┌─ DATA SHOWN
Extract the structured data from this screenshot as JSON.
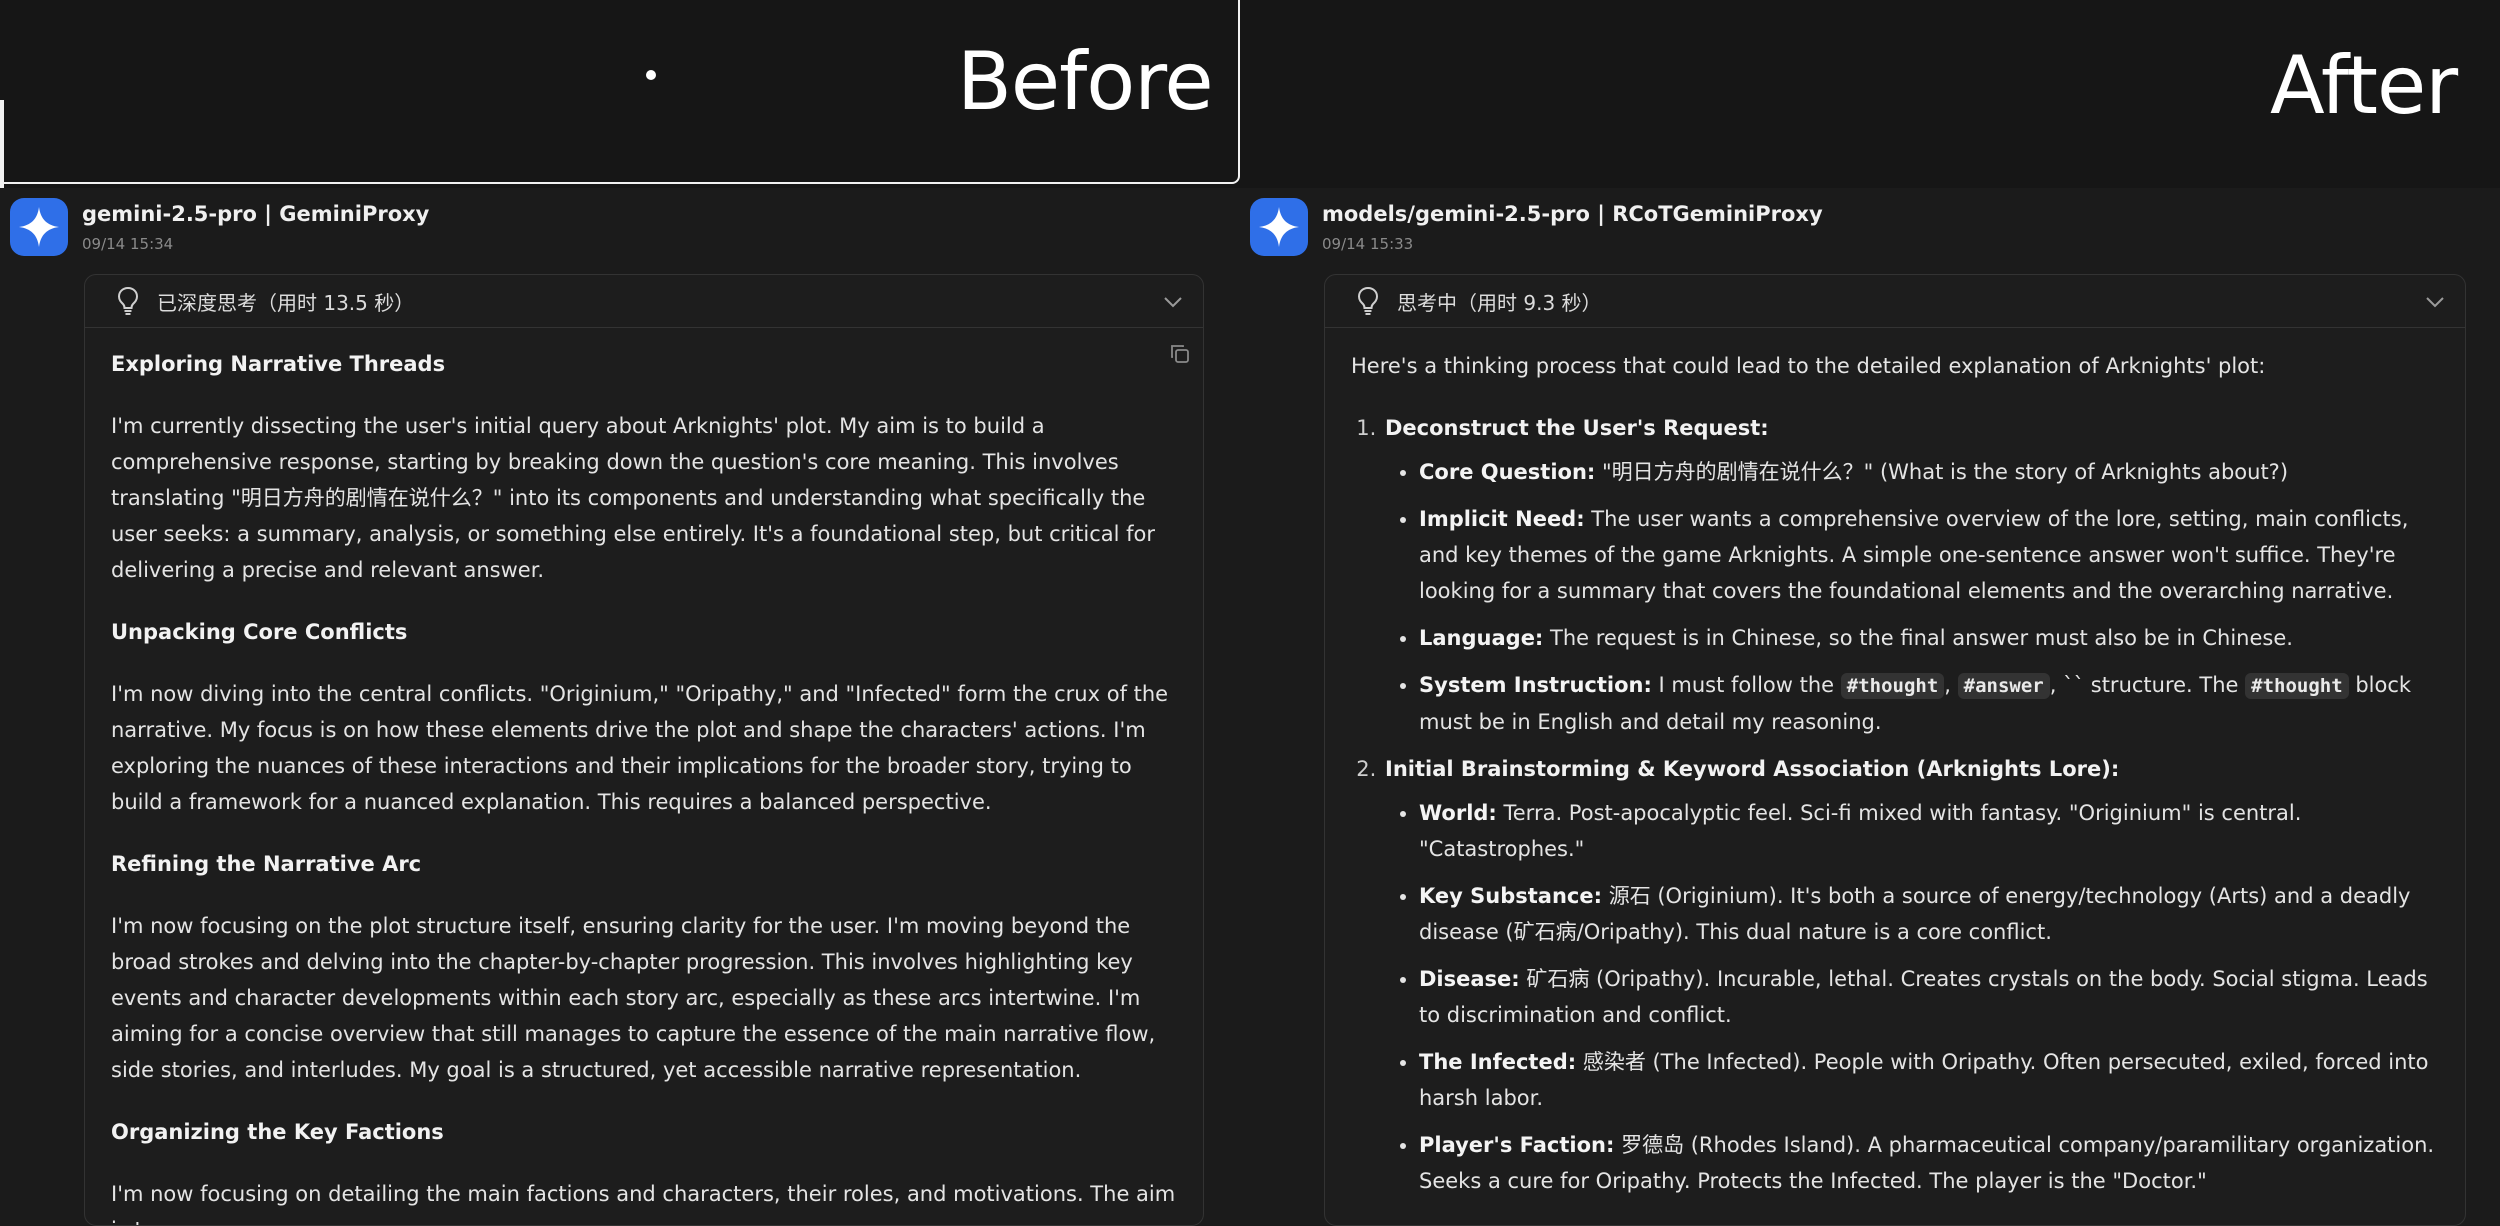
{
  "header": {
    "before_label": "Before",
    "after_label": "After"
  },
  "left": {
    "model": "gemini-2.5-pro | GeminiProxy",
    "timestamp": "09/14 15:34",
    "thinking_label": "已深度思考（用时 13.5 秒）",
    "sections": [
      {
        "title": "Exploring Narrative Threads",
        "text": "I'm currently dissecting the user's initial query about Arknights' plot. My aim is to build a comprehensive response, starting by breaking down the question's core meaning. This involves translating \"明日方舟的剧情在说什么？\" into its components and understanding what specifically the user seeks: a summary, analysis, or something else entirely. It's a foundational step, but critical for delivering a precise and relevant answer."
      },
      {
        "title": "Unpacking Core Conflicts",
        "text": "I'm now diving into the central conflicts. \"Originium,\" \"Oripathy,\" and \"Infected\" form the crux of the narrative. My focus is on how these elements drive the plot and shape the characters' actions. I'm exploring the nuances of these interactions and their implications for the broader story, trying to build a framework for a nuanced explanation. This requires a balanced perspective."
      },
      {
        "title": "Refining the Narrative Arc",
        "text": "I'm now focusing on the plot structure itself, ensuring clarity for the user. I'm moving beyond the broad strokes and delving into the chapter-by-chapter progression. This involves highlighting key events and character developments within each story arc, especially as these arcs intertwine. I'm aiming for a concise overview that still manages to capture the essence of the main narrative flow, side stories, and interludes. My goal is a structured, yet accessible narrative representation."
      },
      {
        "title": "Organizing the Key Factions",
        "text": "I'm now focusing on detailing the main factions and characters, their roles, and motivations. The aim is to"
      }
    ]
  },
  "right": {
    "model": "models/gemini-2.5-pro | RCoTGeminiProxy",
    "timestamp": "09/14 15:33",
    "thinking_label": "思考中（用时 9.3 秒）",
    "intro": "Here's a thinking process that could lead to the detailed explanation of Arknights' plot:",
    "step1": {
      "title": "Deconstruct the User's Request:",
      "core_label": "Core Question:",
      "core_text": " \"明日方舟的剧情在说什么？\" (What is the story of Arknights about?)",
      "need_label": "Implicit Need:",
      "need_text": " The user wants a comprehensive overview of the lore, setting, main conflicts, and key themes of the game Arknights. A simple one-sentence answer won't suffice. They're looking for a summary that covers the foundational elements and the overarching narrative.",
      "lang_label": "Language:",
      "lang_text": " The request is in Chinese, so the final answer must also be in Chinese.",
      "sys_label": "System Instruction:",
      "sys_text1": " I must follow the ",
      "code_thought": "#thought",
      "sys_sep1": ", ",
      "code_answer": "#answer",
      "sys_text2": ", `` structure. The ",
      "code_thought2": "#thought",
      "sys_text3": " block must be in English and detail my reasoning."
    },
    "step2": {
      "title": "Initial Brainstorming & Keyword Association (Arknights Lore):",
      "items": [
        {
          "label": "World:",
          "text": " Terra. Post-apocalyptic feel. Sci-fi mixed with fantasy. \"Originium\" is central. \"Catastrophes.\""
        },
        {
          "label": "Key Substance:",
          "text": " 源石 (Originium). It's both a source of energy/technology (Arts) and a deadly disease (矿石病/Oripathy). This dual nature is a core conflict."
        },
        {
          "label": "Disease:",
          "text": " 矿石病 (Oripathy). Incurable, lethal. Creates crystals on the body. Social stigma. Leads to discrimination and conflict."
        },
        {
          "label": "The Infected:",
          "text": " 感染者 (The Infected). People with Oripathy. Often persecuted, exiled, forced into harsh labor."
        },
        {
          "label": "Player's Faction:",
          "text": " 罗德岛 (Rhodes Island). A pharmaceutical company/paramilitary organization. Seeks a cure for Oripathy. Protects the Infected. The player is the \"Doctor.\""
        }
      ]
    }
  }
}
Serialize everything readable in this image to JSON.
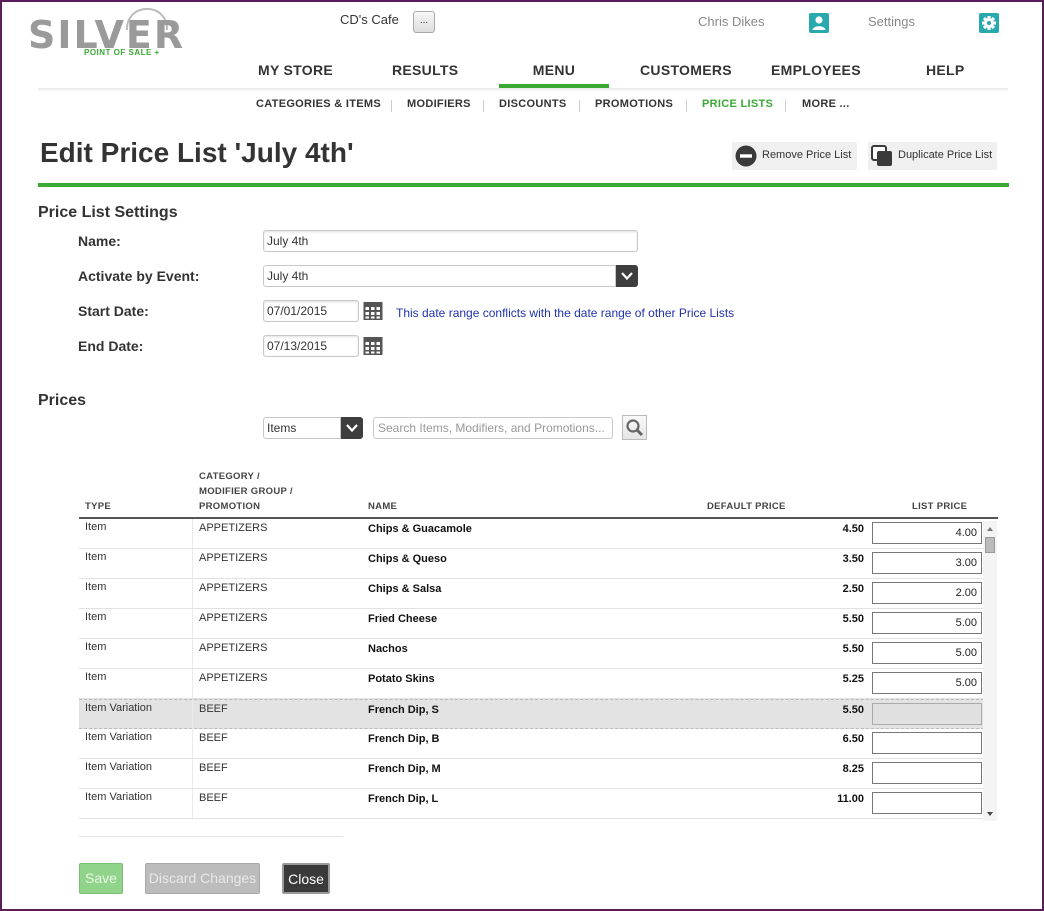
{
  "brand": {
    "name": "SILVER",
    "tagline": "POINT OF SALE +"
  },
  "header": {
    "store_name": "CD's Cafe",
    "store_button": "...",
    "user_name": "Chris Dikes",
    "settings_label": "Settings"
  },
  "main_nav": [
    "MY STORE",
    "RESULTS",
    "MENU",
    "CUSTOMERS",
    "EMPLOYEES",
    "HELP"
  ],
  "main_nav_active": "MENU",
  "sub_nav": [
    "CATEGORIES & ITEMS",
    "MODIFIERS",
    "DISCOUNTS",
    "PROMOTIONS",
    "PRICE LISTS",
    "MORE ..."
  ],
  "sub_nav_active": "PRICE LISTS",
  "page": {
    "title": "Edit Price List 'July 4th'",
    "remove_label": "Remove Price List",
    "duplicate_label": "Duplicate Price List"
  },
  "settings": {
    "section_title": "Price List Settings",
    "name_label": "Name:",
    "name_value": "July 4th",
    "event_label": "Activate by Event:",
    "event_value": "July 4th",
    "start_label": "Start Date:",
    "start_value": "07/01/2015",
    "end_label": "End Date:",
    "end_value": "07/13/2015",
    "conflict_message": "This date range conflicts with the date range of other Price Lists"
  },
  "prices": {
    "section_title": "Prices",
    "filter_value": "Items",
    "search_placeholder": "Search Items, Modifiers, and Promotions...",
    "columns": {
      "type": "TYPE",
      "category_1": "CATEGORY /",
      "category_2": "MODIFIER GROUP /",
      "category_3": "PROMOTION",
      "name": "NAME",
      "default_price": "DEFAULT PRICE",
      "list_price": "LIST PRICE"
    },
    "rows": [
      {
        "type": "Item",
        "category": "APPETIZERS",
        "name": "Chips & Guacamole",
        "default_price": "4.50",
        "list_price": "4.00"
      },
      {
        "type": "Item",
        "category": "APPETIZERS",
        "name": "Chips & Queso",
        "default_price": "3.50",
        "list_price": "3.00"
      },
      {
        "type": "Item",
        "category": "APPETIZERS",
        "name": "Chips & Salsa",
        "default_price": "2.50",
        "list_price": "2.00"
      },
      {
        "type": "Item",
        "category": "APPETIZERS",
        "name": "Fried Cheese",
        "default_price": "5.50",
        "list_price": "5.00"
      },
      {
        "type": "Item",
        "category": "APPETIZERS",
        "name": "Nachos",
        "default_price": "5.50",
        "list_price": "5.00"
      },
      {
        "type": "Item",
        "category": "APPETIZERS",
        "name": "Potato Skins",
        "default_price": "5.25",
        "list_price": "5.00"
      },
      {
        "type": "Item Variation",
        "category": "BEEF",
        "name": "French Dip, S",
        "default_price": "5.50",
        "list_price": "",
        "highlighted": true
      },
      {
        "type": "Item Variation",
        "category": "BEEF",
        "name": "French Dip, B",
        "default_price": "6.50",
        "list_price": ""
      },
      {
        "type": "Item Variation",
        "category": "BEEF",
        "name": "French Dip, M",
        "default_price": "8.25",
        "list_price": ""
      },
      {
        "type": "Item Variation",
        "category": "BEEF",
        "name": "French Dip, L",
        "default_price": "11.00",
        "list_price": ""
      }
    ]
  },
  "footer": {
    "save": "Save",
    "discard": "Discard Changes",
    "close": "Close"
  },
  "colors": {
    "accent": "#3aaa35",
    "teal": "#27a9ad",
    "link": "#2233aa",
    "frame": "#5a1f5a"
  }
}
└─
Reproduce the data above in full, exactly as it is, with the pictures left out.

■ CORRECT RESPONSE ■
Extract the structured data from this screenshot as JSON.
{
  "header": {
    "before_label": "Before",
    "after_label": "After"
  },
  "left": {
    "model": "gemini-2.5-pro | GeminiProxy",
    "timestamp": "09/14 15:34",
    "thinking_label": "已深度思考（用时 13.5 秒）",
    "sections": [
      {
        "title": "Exploring Narrative Threads",
        "text": "I'm currently dissecting the user's initial query about Arknights' plot. My aim is to build a comprehensive response, starting by breaking down the question's core meaning. This involves translating \"明日方舟的剧情在说什么？\" into its components and understanding what specifically the user seeks: a summary, analysis, or something else entirely. It's a foundational step, but critical for delivering a precise and relevant answer."
      },
      {
        "title": "Unpacking Core Conflicts",
        "text": "I'm now diving into the central conflicts. \"Originium,\" \"Oripathy,\" and \"Infected\" form the crux of the narrative. My focus is on how these elements drive the plot and shape the characters' actions. I'm exploring the nuances of these interactions and their implications for the broader story, trying to build a framework for a nuanced explanation. This requires a balanced perspective."
      },
      {
        "title": "Refining the Narrative Arc",
        "text": "I'm now focusing on the plot structure itself, ensuring clarity for the user. I'm moving beyond the broad strokes and delving into the chapter-by-chapter progression. This involves highlighting key events and character developments within each story arc, especially as these arcs intertwine. I'm aiming for a concise overview that still manages to capture the essence of the main narrative flow, side stories, and interludes. My goal is a structured, yet accessible narrative representation."
      },
      {
        "title": "Organizing the Key Factions",
        "text": "I'm now focusing on detailing the main factions and characters, their roles, and motivations. The aim is to"
      }
    ]
  },
  "right": {
    "model": "models/gemini-2.5-pro | RCoTGeminiProxy",
    "timestamp": "09/14 15:33",
    "thinking_label": "思考中（用时 9.3 秒）",
    "intro": "Here's a thinking process that could lead to the detailed explanation of Arknights' plot:",
    "step1": {
      "title": "Deconstruct the User's Request:",
      "core_label": "Core Question:",
      "core_text": " \"明日方舟的剧情在说什么？\" (What is the story of Arknights about?)",
      "need_label": "Implicit Need:",
      "need_text": " The user wants a comprehensive overview of the lore, setting, main conflicts, and key themes of the game Arknights. A simple one-sentence answer won't suffice. They're looking for a summary that covers the foundational elements and the overarching narrative.",
      "lang_label": "Language:",
      "lang_text": " The request is in Chinese, so the final answer must also be in Chinese.",
      "sys_label": "System Instruction:",
      "sys_text1": " I must follow the ",
      "code_thought": "#thought",
      "sys_sep1": ", ",
      "code_answer": "#answer",
      "sys_text2": ", `` structure. The ",
      "code_thought2": "#thought",
      "sys_text3": " block must be in English and detail my reasoning."
    },
    "step2": {
      "title": "Initial Brainstorming & Keyword Association (Arknights Lore):",
      "items": [
        {
          "label": "World:",
          "text": " Terra. Post-apocalyptic feel. Sci-fi mixed with fantasy. \"Originium\" is central. \"Catastrophes.\""
        },
        {
          "label": "Key Substance:",
          "text": " 源石 (Originium). It's both a source of energy/technology (Arts) and a deadly disease (矿石病/Oripathy). This dual nature is a core conflict."
        },
        {
          "label": "Disease:",
          "text": " 矿石病 (Oripathy). Incurable, lethal. Creates crystals on the body. Social stigma. Leads to discrimination and conflict."
        },
        {
          "label": "The Infected:",
          "text": " 感染者 (The Infected). People with Oripathy. Often persecuted, exiled, forced into harsh labor."
        },
        {
          "label": "Player's Faction:",
          "text": " 罗德岛 (Rhodes Island). A pharmaceutical company/paramilitary organization. Seeks a cure for Oripathy. Protects the Infected. The player is the \"Doctor.\""
        }
      ]
    }
  }
}
Serialize everything readable in this image to JSON.
{
  "brand": {
    "name": "SILVER",
    "tagline": "POINT OF SALE +"
  },
  "header": {
    "store_name": "CD's Cafe",
    "store_button": "...",
    "user_name": "Chris Dikes",
    "settings_label": "Settings"
  },
  "main_nav": [
    "MY STORE",
    "RESULTS",
    "MENU",
    "CUSTOMERS",
    "EMPLOYEES",
    "HELP"
  ],
  "main_nav_active": "MENU",
  "sub_nav": [
    "CATEGORIES & ITEMS",
    "MODIFIERS",
    "DISCOUNTS",
    "PROMOTIONS",
    "PRICE LISTS",
    "MORE ..."
  ],
  "sub_nav_active": "PRICE LISTS",
  "page": {
    "title": "Edit Price List 'July 4th'",
    "remove_label": "Remove Price List",
    "duplicate_label": "Duplicate Price List"
  },
  "settings": {
    "section_title": "Price List Settings",
    "name_label": "Name:",
    "name_value": "July 4th",
    "event_label": "Activate by Event:",
    "event_value": "July 4th",
    "start_label": "Start Date:",
    "start_value": "07/01/2015",
    "end_label": "End Date:",
    "end_value": "07/13/2015",
    "conflict_message": "This date range conflicts with the date range of other Price Lists"
  },
  "prices": {
    "section_title": "Prices",
    "filter_value": "Items",
    "search_placeholder": "Search Items, Modifiers, and Promotions...",
    "columns": {
      "type": "TYPE",
      "category_1": "CATEGORY /",
      "category_2": "MODIFIER GROUP /",
      "category_3": "PROMOTION",
      "name": "NAME",
      "default_price": "DEFAULT PRICE",
      "list_price": "LIST PRICE"
    },
    "rows": [
      {
        "type": "Item",
        "category": "APPETIZERS",
        "name": "Chips & Guacamole",
        "default_price": "4.50",
        "list_price": "4.00"
      },
      {
        "type": "Item",
        "category": "APPETIZERS",
        "name": "Chips & Queso",
        "default_price": "3.50",
        "list_price": "3.00"
      },
      {
        "type": "Item",
        "category": "APPETIZERS",
        "name": "Chips & Salsa",
        "default_price": "2.50",
        "list_price": "2.00"
      },
      {
        "type": "Item",
        "category": "APPETIZERS",
        "name": "Fried Cheese",
        "default_price": "5.50",
        "list_price": "5.00"
      },
      {
        "type": "Item",
        "category": "APPETIZERS",
        "name": "Nachos",
        "default_price": "5.50",
        "list_price": "5.00"
      },
      {
        "type": "Item",
        "category": "APPETIZERS",
        "name": "Potato Skins",
        "default_price": "5.25",
        "list_price": "5.00"
      },
      {
        "type": "Item Variation",
        "category": "BEEF",
        "name": "French Dip, S",
        "default_price": "5.50",
        "list_price": "",
        "highlighted": true
      },
      {
        "type": "Item Variation",
        "category": "BEEF",
        "name": "French Dip, B",
        "default_price": "6.50",
        "list_price": ""
      },
      {
        "type": "Item Variation",
        "category": "BEEF",
        "name": "French Dip, M",
        "default_price": "8.25",
        "list_price": ""
      },
      {
        "type": "Item Variation",
        "category": "BEEF",
        "name": "French Dip, L",
        "default_price": "11.00",
        "list_price": ""
      }
    ]
  },
  "footer": {
    "save": "Save",
    "discard": "Discard Changes",
    "close": "Close"
  },
  "colors": {
    "accent": "#3aaa35",
    "teal": "#27a9ad",
    "link": "#2233aa",
    "frame": "#5a1f5a"
  }
}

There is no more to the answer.